Task brief >> Look through the lines of the material and count those containing "move". Give that count alone.

Stored records >>
******************************
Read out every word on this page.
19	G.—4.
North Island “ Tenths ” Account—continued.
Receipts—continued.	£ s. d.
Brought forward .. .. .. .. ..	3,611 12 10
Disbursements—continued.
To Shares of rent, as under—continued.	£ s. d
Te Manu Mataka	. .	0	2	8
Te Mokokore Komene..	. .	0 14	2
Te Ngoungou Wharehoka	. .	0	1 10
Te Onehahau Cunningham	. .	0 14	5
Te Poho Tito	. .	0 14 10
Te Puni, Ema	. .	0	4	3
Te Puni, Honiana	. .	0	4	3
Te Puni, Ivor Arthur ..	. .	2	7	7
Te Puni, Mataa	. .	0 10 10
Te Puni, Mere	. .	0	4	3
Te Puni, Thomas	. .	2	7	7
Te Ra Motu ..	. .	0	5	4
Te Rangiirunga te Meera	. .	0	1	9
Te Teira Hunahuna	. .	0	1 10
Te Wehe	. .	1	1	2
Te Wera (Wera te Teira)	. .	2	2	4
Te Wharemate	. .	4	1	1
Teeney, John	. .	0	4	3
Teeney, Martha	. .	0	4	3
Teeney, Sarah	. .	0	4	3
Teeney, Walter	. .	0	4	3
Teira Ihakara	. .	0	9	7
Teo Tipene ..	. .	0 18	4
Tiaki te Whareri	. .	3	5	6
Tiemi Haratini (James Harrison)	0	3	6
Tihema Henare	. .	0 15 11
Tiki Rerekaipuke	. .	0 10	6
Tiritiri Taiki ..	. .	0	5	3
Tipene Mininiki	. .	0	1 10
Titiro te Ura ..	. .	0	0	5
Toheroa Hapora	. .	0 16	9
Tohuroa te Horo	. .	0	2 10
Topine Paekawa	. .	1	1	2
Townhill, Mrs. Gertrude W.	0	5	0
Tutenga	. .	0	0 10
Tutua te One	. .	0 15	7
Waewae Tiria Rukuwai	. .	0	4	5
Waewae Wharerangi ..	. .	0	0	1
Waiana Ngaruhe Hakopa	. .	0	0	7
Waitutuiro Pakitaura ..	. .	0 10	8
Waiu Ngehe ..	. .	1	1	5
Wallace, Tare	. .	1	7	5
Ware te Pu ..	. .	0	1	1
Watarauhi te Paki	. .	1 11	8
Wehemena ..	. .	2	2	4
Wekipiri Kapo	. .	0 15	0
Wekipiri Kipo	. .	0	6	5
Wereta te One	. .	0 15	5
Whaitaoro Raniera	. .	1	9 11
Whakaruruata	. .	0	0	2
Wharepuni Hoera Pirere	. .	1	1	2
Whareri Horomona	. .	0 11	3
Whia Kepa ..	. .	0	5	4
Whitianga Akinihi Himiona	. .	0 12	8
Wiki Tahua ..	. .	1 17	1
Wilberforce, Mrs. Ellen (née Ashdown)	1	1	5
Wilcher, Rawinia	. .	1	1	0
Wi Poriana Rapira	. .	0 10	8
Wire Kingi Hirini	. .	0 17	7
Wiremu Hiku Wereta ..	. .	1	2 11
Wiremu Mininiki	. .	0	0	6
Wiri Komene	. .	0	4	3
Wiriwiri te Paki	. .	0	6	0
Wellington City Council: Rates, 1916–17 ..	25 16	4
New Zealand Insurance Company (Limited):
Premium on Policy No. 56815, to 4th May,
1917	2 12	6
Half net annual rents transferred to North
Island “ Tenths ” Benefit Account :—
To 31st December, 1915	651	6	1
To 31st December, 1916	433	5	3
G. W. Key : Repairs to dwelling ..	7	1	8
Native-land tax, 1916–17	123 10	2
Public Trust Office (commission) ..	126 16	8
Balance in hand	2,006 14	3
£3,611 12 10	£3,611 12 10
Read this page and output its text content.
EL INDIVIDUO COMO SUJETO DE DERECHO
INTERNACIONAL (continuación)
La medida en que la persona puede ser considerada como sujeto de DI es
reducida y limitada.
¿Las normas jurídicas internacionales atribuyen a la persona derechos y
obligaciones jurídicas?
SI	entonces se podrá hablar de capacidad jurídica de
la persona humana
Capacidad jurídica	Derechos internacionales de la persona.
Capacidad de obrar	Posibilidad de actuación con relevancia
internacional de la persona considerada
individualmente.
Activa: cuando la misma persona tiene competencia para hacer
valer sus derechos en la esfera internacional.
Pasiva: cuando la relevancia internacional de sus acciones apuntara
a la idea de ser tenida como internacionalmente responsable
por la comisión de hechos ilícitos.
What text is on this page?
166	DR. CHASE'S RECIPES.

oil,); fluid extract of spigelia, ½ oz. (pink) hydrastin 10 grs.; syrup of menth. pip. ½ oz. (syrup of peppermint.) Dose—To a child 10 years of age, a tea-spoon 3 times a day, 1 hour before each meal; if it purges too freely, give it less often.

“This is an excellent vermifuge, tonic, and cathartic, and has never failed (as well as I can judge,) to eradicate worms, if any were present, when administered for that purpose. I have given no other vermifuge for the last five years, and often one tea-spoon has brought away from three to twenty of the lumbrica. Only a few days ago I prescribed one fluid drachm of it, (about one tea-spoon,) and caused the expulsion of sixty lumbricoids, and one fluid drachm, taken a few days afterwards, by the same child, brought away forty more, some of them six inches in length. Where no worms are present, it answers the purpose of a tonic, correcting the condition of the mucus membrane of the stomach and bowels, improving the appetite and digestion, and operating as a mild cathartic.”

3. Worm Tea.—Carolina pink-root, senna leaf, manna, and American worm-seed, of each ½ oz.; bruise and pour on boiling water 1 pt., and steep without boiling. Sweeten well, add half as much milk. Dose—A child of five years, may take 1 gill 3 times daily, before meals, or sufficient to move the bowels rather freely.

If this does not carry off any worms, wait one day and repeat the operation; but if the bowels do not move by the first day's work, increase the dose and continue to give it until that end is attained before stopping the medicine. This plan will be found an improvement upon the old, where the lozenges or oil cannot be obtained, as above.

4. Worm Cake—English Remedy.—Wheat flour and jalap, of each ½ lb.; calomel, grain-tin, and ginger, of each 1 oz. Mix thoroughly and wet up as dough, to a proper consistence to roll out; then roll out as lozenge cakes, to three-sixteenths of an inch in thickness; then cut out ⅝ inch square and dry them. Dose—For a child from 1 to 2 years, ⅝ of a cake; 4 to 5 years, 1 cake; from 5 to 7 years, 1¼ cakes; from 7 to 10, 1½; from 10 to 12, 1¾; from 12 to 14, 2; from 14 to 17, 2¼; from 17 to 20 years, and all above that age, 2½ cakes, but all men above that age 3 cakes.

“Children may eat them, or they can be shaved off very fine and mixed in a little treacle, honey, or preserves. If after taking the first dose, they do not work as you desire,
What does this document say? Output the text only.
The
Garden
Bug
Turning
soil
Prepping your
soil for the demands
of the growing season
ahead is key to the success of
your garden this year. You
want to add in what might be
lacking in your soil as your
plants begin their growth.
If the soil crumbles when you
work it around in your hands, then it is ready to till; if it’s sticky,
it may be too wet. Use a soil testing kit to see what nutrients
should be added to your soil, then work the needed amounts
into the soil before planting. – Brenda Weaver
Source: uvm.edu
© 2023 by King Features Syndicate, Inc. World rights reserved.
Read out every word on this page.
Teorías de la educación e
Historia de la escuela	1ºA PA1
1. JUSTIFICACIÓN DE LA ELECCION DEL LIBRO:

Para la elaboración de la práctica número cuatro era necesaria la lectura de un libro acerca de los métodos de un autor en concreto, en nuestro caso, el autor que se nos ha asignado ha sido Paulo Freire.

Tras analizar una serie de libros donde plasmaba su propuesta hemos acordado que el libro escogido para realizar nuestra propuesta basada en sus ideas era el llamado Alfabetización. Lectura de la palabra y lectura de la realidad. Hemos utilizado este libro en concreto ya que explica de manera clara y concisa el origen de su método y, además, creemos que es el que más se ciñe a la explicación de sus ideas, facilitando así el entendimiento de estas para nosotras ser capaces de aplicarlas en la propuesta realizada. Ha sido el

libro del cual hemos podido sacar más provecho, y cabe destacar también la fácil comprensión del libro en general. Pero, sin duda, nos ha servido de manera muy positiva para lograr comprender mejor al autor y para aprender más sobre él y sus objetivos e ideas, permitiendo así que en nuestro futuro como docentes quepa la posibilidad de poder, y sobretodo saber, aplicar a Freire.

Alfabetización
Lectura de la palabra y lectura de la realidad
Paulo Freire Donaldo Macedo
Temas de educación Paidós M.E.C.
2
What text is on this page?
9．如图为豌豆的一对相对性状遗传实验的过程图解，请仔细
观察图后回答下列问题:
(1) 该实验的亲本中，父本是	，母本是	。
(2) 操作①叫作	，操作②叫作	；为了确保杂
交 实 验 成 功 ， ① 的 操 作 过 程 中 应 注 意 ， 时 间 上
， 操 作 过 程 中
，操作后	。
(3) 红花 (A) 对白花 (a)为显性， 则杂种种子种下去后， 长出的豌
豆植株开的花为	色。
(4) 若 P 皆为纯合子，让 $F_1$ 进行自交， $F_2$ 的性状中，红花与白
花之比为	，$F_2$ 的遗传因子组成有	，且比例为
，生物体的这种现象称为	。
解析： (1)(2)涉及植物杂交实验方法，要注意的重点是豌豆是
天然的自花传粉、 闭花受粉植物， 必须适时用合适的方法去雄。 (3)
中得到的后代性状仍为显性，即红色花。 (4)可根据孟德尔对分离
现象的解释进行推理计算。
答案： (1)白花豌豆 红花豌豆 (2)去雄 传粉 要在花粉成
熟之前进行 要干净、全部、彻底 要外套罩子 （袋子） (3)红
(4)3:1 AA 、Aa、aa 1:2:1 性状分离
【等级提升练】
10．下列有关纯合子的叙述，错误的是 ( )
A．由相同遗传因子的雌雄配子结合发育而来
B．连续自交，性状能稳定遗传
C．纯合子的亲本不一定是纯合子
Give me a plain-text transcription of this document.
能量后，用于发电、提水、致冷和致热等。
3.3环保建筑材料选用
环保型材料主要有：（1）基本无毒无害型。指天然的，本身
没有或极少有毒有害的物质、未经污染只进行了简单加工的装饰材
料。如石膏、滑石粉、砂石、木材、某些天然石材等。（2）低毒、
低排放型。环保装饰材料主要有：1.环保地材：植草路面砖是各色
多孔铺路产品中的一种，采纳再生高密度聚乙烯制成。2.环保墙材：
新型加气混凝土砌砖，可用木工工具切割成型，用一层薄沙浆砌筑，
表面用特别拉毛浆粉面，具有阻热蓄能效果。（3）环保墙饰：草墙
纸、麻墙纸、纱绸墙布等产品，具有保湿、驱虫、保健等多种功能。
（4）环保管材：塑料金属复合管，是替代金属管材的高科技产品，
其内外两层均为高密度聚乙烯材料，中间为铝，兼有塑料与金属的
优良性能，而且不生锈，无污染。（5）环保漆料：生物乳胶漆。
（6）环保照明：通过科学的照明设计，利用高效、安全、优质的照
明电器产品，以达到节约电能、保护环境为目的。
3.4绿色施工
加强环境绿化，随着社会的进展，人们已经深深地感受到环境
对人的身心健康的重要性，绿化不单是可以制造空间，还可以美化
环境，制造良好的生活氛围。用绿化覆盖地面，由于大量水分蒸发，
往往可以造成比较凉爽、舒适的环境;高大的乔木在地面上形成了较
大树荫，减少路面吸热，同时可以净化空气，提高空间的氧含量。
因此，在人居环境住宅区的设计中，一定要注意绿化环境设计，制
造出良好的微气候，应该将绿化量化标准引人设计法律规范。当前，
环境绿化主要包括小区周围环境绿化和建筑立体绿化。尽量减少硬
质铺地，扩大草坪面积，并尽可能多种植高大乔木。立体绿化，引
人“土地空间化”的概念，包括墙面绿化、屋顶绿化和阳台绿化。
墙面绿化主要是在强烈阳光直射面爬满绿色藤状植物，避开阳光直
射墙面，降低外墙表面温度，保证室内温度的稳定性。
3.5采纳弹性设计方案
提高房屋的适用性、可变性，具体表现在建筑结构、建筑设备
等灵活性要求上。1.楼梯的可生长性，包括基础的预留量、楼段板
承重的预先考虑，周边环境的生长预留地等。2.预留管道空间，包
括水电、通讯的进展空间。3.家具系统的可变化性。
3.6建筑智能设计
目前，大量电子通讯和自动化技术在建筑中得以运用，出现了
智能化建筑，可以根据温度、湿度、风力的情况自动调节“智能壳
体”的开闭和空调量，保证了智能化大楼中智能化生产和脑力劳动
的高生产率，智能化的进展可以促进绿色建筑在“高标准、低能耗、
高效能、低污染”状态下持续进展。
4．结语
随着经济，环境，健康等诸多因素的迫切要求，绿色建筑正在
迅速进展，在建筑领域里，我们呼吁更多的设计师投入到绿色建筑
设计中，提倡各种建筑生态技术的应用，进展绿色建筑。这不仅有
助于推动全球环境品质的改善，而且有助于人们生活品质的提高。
******************************
Task answer >> 2